Records from a collection
::::::

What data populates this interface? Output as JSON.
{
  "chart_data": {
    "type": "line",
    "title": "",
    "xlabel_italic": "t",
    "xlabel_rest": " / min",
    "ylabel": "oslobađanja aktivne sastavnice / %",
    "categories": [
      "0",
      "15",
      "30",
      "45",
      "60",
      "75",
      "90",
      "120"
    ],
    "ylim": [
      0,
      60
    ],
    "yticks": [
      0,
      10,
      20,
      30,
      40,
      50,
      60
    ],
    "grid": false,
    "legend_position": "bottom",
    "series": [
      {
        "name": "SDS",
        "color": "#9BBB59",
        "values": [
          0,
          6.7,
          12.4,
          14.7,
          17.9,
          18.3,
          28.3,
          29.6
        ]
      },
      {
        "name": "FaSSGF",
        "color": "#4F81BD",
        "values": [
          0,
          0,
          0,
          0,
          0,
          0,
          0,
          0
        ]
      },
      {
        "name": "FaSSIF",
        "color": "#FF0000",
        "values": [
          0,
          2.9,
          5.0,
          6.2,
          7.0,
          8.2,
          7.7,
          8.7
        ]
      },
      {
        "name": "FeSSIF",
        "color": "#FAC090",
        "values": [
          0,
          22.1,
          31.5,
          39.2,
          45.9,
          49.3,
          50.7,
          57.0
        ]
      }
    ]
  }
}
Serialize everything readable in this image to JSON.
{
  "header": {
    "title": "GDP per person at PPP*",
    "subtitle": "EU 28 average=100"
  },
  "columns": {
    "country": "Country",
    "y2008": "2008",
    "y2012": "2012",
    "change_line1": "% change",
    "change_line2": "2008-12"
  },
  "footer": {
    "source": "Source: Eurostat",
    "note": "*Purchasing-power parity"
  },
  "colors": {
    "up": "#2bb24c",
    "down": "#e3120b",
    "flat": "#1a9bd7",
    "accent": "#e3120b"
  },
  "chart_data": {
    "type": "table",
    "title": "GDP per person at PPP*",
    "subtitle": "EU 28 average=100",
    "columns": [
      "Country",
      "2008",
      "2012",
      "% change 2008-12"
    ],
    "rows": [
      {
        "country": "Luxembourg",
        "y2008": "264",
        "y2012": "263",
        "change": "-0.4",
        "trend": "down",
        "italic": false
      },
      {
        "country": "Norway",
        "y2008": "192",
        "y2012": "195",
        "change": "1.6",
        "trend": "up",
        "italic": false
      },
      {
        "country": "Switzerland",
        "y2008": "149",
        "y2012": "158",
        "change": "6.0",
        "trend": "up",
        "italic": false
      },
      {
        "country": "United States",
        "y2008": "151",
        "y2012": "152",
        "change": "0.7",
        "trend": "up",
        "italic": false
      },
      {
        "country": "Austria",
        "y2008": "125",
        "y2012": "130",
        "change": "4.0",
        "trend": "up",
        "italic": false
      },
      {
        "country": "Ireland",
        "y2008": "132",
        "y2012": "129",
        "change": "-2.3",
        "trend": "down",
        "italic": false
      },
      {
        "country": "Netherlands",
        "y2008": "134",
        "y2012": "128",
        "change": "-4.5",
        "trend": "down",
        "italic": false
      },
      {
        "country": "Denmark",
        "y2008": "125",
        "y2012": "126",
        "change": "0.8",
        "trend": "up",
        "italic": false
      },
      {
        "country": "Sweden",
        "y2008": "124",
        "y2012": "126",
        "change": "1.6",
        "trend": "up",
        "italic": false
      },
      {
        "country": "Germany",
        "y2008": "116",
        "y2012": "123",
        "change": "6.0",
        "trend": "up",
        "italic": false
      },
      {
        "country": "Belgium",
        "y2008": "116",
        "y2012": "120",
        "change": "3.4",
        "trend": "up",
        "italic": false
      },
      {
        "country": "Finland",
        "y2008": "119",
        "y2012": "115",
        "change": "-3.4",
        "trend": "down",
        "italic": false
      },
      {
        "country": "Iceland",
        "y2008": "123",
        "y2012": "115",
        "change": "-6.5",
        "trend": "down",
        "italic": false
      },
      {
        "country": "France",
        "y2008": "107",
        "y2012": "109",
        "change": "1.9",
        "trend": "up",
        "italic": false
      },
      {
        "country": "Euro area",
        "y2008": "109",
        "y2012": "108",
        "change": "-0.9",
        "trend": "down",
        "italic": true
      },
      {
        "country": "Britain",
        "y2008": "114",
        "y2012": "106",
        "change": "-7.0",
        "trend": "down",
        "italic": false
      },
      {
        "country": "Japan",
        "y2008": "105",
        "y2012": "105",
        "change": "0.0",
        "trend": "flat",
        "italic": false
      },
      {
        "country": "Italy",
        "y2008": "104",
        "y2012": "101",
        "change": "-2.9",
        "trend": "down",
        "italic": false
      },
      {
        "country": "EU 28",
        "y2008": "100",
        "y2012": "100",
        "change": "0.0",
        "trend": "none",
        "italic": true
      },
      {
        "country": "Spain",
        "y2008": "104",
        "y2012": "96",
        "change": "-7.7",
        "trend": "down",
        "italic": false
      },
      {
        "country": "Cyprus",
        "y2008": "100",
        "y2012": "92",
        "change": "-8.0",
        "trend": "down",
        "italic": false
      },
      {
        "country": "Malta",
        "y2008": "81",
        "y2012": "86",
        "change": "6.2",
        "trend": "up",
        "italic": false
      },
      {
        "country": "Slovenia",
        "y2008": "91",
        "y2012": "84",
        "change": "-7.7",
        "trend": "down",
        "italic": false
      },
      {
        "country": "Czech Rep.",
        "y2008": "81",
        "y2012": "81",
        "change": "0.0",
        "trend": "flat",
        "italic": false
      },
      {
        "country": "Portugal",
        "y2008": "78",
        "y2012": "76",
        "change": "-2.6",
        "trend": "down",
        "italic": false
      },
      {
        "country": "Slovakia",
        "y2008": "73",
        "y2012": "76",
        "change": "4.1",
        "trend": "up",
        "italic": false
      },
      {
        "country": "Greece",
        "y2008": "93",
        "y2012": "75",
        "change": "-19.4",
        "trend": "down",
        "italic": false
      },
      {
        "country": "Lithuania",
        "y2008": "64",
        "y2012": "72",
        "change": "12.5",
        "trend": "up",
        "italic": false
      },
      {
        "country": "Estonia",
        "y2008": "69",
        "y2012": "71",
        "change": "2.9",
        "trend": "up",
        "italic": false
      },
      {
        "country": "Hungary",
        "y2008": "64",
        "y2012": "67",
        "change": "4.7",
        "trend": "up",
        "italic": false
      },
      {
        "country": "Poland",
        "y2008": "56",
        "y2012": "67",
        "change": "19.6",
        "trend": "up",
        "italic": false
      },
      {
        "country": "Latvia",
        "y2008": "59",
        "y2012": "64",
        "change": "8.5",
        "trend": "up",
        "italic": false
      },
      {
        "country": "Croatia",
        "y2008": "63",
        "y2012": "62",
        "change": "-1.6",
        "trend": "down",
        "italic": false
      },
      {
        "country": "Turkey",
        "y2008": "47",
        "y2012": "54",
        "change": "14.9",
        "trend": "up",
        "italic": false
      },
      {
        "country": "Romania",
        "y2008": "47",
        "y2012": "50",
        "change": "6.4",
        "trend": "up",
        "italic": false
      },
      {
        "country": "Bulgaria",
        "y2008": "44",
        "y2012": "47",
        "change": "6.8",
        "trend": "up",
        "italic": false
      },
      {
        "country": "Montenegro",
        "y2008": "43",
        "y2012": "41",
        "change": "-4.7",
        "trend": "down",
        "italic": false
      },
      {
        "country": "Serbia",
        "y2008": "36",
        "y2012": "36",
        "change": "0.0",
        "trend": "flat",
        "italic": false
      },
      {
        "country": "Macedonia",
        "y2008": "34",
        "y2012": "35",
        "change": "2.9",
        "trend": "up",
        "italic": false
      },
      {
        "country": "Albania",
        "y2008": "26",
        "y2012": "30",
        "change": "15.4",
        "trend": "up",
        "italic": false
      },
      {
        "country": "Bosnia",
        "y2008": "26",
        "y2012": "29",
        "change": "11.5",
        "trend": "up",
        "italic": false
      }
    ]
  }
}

::::::

- [Stated task]
Of all the lines in the material above, how many contain the word "subtitle"? Give only the count.

- [Exercise response]
2